-- Begin --

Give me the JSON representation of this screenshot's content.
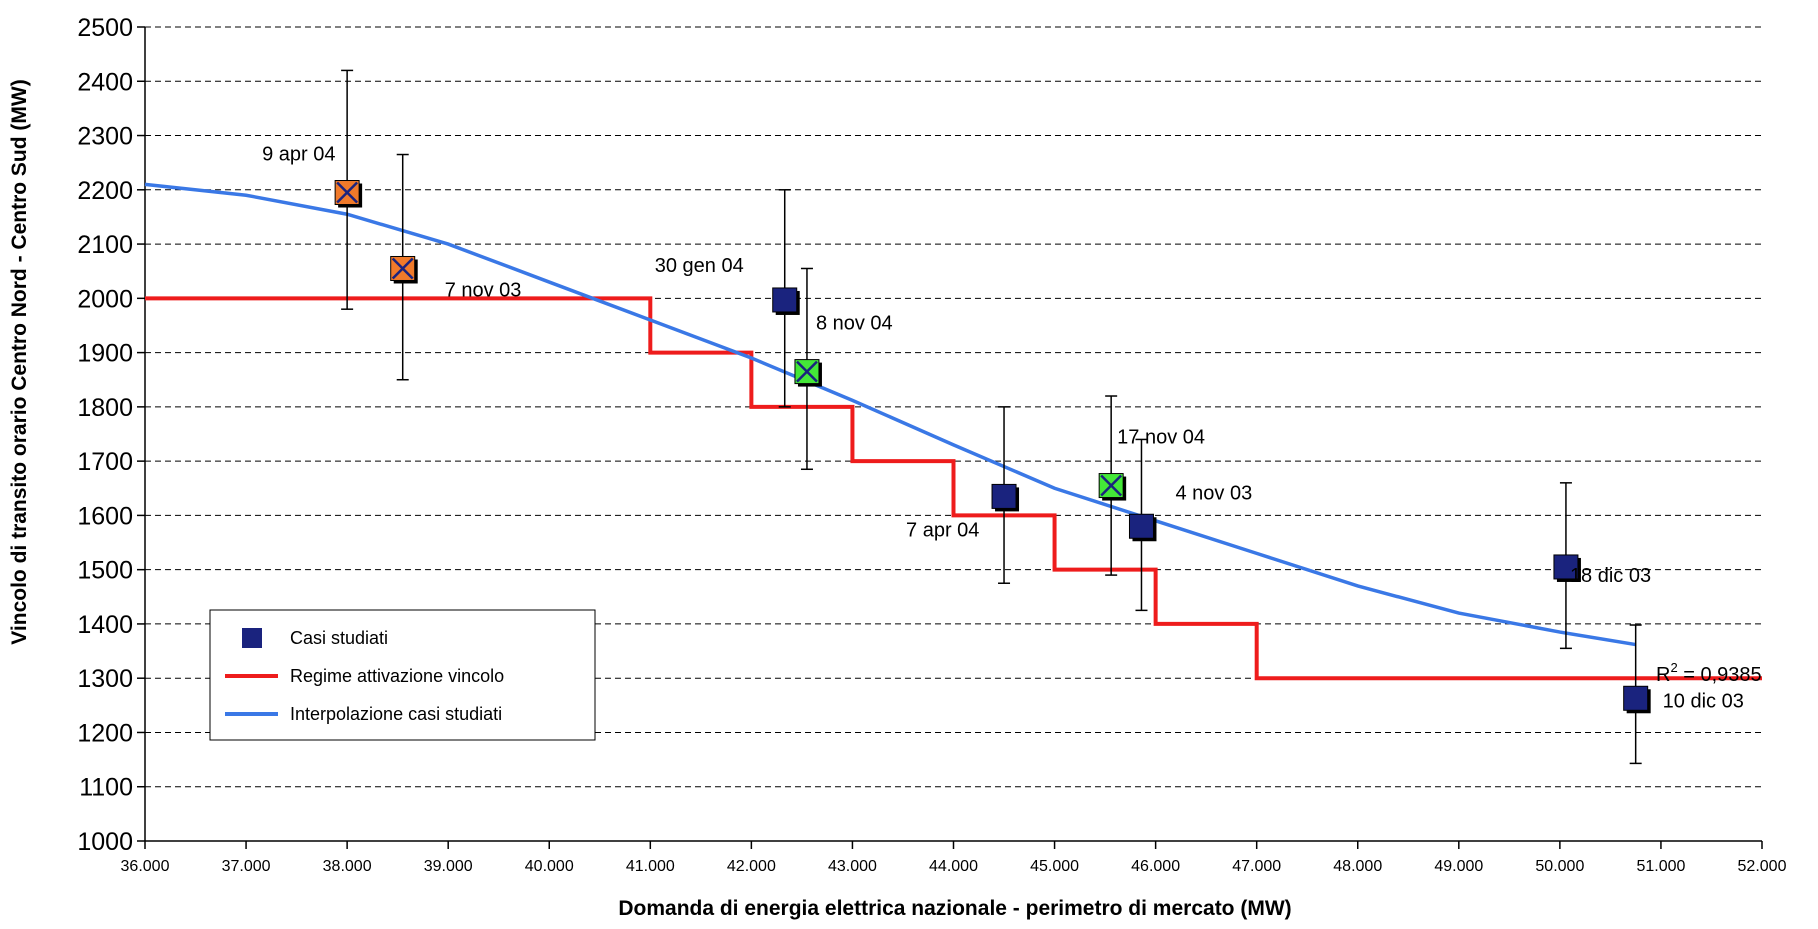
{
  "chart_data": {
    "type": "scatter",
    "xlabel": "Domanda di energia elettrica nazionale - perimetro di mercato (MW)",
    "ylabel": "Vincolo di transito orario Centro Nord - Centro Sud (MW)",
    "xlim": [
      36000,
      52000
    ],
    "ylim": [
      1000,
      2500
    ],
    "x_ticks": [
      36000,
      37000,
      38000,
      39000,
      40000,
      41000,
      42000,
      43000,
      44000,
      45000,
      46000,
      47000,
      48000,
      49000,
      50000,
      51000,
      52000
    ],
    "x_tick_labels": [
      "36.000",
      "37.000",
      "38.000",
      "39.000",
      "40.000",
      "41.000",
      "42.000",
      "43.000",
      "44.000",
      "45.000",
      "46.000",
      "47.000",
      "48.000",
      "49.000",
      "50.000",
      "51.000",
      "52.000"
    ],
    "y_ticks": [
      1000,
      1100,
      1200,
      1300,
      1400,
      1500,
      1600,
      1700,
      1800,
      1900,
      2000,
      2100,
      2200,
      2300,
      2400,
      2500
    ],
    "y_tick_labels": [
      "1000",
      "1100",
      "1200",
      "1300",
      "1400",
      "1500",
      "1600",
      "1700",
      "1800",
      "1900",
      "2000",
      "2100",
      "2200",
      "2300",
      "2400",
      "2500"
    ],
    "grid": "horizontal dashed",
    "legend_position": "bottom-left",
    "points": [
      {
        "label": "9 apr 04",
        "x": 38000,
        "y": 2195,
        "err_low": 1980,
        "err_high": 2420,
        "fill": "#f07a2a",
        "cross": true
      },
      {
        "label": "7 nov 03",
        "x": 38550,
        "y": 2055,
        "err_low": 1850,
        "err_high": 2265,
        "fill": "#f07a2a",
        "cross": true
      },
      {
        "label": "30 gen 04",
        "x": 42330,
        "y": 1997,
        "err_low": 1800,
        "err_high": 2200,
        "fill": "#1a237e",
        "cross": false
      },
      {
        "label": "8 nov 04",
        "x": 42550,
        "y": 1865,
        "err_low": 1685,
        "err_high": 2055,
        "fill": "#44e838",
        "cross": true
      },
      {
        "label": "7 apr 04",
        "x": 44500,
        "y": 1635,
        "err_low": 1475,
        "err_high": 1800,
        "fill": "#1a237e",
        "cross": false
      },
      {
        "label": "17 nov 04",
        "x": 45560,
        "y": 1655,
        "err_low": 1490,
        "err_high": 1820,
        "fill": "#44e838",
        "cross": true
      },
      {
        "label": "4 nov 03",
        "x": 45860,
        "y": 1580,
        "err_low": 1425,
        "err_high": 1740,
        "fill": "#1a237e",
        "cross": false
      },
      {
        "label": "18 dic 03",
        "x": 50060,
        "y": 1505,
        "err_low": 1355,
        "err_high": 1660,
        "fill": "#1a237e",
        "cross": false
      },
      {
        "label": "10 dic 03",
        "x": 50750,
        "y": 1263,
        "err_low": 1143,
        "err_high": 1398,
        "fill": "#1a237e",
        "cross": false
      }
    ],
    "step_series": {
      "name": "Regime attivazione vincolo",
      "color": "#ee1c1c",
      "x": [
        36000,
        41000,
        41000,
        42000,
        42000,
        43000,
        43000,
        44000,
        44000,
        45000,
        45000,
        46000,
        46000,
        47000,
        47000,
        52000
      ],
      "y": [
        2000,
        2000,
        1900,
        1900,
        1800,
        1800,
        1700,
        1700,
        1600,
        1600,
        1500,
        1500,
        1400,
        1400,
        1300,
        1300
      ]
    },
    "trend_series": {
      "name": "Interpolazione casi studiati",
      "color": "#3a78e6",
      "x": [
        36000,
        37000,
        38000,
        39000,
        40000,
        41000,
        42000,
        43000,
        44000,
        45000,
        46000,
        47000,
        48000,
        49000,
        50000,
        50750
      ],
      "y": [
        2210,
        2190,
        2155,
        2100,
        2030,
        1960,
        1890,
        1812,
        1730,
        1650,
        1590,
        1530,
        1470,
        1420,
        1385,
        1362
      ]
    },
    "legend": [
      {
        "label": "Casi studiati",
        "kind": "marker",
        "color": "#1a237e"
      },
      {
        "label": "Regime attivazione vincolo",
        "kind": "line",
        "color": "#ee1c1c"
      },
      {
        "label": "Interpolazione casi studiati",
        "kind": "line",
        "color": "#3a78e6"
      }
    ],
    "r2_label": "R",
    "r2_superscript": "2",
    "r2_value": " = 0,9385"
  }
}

-- End --
-- Begin --

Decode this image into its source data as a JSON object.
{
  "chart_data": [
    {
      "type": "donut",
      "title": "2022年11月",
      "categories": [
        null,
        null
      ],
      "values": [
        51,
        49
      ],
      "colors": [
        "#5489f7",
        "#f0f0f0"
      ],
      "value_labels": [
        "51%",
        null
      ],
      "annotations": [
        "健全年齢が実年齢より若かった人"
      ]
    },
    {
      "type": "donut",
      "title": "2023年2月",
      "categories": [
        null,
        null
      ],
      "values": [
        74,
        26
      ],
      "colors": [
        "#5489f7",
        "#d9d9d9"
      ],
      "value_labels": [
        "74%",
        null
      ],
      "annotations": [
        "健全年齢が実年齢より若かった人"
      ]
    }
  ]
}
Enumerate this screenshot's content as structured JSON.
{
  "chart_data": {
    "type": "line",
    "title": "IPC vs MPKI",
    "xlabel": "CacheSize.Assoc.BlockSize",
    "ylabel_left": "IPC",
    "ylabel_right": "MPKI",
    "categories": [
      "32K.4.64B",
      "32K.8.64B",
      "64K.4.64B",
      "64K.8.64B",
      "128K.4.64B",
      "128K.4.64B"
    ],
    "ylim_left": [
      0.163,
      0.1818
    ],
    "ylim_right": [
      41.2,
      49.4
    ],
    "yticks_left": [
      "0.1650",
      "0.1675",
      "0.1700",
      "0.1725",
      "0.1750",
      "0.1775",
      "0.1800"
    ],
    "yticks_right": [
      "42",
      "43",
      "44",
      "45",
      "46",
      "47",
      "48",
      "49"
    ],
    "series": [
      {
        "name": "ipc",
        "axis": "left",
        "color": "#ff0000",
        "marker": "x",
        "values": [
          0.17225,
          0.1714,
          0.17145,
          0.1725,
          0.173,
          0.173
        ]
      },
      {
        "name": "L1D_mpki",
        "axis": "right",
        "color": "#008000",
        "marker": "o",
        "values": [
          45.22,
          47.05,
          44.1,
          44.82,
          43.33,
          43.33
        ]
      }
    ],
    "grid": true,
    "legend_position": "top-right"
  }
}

-- End --

GOAL OF THE EXERCISE ->
Every line that holds the string "xlabel" should be returned.

RESPONSE TO THE EXERCISE ->
    "xlabel": "Domanda di energia elettrica nazionale - perimetro di mercato (MW)",
    "xlabel": "CacheSize.Assoc.BlockSize",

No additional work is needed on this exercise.